--- INSTRUCTIONS TO FOLLOW ---
In the listing below, pick out lines with "JSON".

--- STORED RECORDS ---
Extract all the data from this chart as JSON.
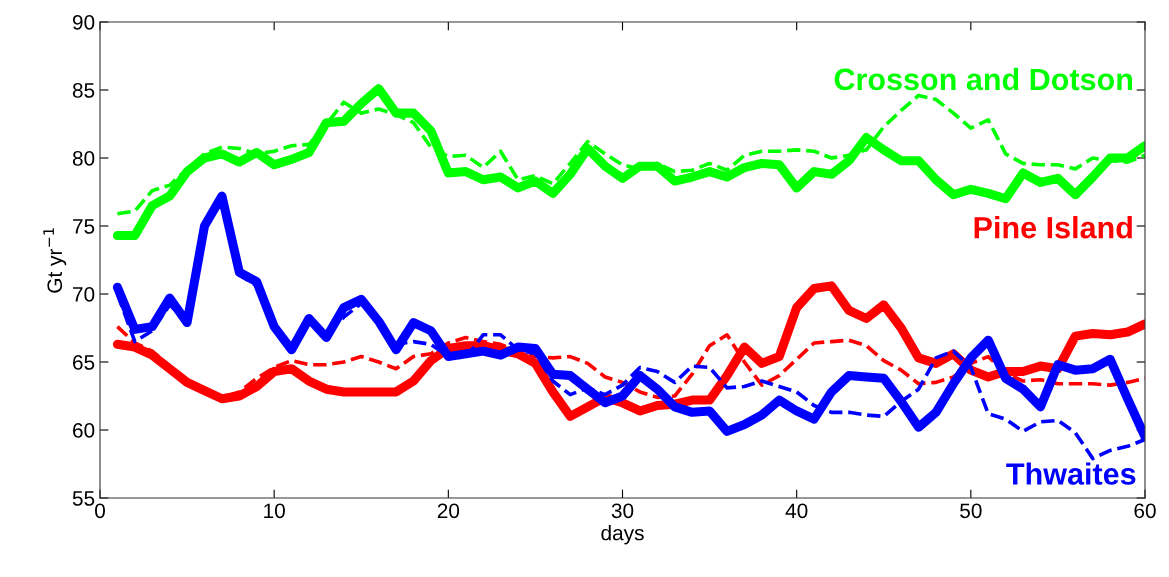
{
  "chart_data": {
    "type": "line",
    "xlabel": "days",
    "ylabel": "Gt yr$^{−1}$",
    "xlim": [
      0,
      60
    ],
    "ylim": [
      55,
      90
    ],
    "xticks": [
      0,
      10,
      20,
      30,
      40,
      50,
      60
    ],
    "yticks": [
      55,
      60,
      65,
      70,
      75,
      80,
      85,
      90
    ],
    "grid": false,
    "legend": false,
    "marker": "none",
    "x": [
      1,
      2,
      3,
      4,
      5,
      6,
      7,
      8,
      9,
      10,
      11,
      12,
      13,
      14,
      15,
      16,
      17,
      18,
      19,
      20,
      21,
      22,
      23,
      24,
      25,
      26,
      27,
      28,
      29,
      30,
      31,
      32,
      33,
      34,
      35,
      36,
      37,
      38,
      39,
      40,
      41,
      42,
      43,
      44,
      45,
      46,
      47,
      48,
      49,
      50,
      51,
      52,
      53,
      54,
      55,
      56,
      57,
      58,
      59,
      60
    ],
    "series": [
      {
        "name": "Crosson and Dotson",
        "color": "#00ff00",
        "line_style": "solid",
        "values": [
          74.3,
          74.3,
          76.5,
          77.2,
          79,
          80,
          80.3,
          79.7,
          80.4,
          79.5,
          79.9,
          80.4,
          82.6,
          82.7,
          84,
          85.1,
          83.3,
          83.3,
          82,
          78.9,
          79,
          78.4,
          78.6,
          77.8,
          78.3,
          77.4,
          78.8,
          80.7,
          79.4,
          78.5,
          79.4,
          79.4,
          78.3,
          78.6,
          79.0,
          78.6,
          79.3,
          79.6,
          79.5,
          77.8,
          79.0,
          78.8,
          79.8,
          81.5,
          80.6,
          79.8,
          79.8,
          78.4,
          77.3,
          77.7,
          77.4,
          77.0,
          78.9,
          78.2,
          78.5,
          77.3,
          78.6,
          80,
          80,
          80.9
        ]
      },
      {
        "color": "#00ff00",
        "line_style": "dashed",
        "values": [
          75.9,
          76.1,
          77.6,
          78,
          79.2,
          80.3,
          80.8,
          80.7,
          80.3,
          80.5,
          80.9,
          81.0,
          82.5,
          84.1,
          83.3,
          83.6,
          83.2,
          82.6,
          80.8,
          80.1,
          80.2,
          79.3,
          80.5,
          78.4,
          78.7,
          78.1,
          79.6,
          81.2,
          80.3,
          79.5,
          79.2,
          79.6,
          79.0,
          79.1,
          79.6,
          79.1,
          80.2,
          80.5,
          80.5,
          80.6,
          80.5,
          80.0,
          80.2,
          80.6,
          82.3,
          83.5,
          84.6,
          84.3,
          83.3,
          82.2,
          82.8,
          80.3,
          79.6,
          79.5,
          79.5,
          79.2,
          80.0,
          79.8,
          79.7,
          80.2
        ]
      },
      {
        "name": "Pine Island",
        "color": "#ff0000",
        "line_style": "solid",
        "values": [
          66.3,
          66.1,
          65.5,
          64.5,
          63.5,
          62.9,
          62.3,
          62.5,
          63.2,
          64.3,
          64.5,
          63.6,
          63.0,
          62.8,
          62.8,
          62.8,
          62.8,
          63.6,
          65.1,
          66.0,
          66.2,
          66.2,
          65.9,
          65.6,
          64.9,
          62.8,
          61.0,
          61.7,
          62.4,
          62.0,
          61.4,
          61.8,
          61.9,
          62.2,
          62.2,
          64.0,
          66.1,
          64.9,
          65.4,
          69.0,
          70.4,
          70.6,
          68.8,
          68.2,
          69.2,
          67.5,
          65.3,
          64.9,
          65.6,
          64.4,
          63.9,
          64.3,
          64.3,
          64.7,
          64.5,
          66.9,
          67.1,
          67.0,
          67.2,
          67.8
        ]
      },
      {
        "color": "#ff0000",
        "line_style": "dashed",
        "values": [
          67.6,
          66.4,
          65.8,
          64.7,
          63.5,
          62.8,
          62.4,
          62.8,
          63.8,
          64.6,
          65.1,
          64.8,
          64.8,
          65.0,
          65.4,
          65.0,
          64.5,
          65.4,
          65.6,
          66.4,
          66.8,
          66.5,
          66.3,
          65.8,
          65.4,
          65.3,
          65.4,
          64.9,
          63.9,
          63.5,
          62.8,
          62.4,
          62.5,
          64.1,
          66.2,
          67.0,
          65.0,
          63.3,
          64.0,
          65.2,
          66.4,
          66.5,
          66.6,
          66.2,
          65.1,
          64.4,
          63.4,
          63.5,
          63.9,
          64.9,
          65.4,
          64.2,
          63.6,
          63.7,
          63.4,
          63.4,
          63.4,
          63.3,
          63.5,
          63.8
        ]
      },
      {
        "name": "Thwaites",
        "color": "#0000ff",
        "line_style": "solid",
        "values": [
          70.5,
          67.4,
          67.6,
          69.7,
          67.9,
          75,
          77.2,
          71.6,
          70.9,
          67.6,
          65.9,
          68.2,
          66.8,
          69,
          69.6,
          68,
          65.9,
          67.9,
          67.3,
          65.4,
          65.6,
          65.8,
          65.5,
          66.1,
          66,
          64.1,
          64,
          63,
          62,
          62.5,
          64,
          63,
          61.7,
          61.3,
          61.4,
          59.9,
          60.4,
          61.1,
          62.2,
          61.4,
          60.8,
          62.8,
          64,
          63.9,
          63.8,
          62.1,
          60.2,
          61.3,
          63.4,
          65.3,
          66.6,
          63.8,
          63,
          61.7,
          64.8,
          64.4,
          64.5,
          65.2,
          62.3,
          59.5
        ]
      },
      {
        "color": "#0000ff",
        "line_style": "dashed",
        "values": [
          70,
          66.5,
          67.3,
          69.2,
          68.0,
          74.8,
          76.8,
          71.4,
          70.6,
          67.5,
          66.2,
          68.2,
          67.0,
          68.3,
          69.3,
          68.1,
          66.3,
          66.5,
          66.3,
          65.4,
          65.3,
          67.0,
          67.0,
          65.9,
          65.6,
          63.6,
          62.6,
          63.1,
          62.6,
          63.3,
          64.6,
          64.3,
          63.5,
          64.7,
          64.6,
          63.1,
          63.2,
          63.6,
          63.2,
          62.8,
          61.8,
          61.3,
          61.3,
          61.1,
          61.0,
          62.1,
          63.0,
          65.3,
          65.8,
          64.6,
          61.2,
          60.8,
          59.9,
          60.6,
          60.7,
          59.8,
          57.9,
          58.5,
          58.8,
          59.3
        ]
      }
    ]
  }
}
...
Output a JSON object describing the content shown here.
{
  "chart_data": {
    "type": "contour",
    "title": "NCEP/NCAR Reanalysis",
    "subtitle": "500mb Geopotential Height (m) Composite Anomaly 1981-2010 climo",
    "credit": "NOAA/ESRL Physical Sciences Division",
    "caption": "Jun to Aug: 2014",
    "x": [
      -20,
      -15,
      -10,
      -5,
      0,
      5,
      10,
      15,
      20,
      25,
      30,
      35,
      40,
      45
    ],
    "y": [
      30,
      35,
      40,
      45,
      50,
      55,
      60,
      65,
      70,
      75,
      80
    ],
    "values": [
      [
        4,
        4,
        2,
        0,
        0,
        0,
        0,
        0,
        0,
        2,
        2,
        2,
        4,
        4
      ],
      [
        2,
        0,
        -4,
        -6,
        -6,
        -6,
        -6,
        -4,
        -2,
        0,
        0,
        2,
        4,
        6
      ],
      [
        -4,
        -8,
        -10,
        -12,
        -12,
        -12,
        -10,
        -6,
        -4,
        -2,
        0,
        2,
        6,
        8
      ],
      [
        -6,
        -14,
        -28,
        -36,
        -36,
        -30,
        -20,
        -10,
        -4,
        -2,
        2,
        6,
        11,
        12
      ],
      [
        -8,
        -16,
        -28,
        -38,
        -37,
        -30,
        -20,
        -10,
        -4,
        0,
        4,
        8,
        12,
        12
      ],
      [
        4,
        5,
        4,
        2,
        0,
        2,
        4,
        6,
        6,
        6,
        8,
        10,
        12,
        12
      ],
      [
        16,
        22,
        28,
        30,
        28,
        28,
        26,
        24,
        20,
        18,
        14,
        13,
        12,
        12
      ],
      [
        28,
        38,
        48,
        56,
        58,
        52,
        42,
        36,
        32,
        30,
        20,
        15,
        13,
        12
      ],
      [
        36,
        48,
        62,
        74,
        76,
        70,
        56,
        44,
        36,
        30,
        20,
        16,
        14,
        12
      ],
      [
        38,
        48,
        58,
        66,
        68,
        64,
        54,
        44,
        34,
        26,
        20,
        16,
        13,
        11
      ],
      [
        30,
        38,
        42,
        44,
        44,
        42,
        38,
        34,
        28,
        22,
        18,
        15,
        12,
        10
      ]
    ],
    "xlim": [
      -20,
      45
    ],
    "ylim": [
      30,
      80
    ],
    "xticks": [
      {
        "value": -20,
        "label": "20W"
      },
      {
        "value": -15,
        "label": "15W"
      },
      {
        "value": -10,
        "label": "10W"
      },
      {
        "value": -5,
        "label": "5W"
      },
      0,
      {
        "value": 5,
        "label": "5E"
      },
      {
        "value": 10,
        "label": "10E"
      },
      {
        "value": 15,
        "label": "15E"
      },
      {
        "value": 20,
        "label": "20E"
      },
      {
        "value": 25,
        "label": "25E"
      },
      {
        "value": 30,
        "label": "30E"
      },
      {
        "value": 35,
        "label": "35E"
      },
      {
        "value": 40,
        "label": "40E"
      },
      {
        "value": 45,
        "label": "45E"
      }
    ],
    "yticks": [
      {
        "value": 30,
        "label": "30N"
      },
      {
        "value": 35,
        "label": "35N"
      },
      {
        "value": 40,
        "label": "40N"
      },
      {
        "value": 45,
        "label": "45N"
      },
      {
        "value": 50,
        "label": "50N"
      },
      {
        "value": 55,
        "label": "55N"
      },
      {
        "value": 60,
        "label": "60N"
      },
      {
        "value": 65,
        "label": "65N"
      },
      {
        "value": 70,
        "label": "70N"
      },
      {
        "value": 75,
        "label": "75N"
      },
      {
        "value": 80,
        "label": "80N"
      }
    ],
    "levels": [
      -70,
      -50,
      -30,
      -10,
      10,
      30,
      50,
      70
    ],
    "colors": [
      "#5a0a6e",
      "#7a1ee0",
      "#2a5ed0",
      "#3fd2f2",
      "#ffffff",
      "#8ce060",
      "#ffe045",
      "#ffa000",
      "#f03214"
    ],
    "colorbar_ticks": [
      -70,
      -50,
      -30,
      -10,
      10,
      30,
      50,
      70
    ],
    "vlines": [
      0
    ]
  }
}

--- RESULT BELOW ---
Extract all the data from this chart as JSON.
Output a JSON object describing the content shown here.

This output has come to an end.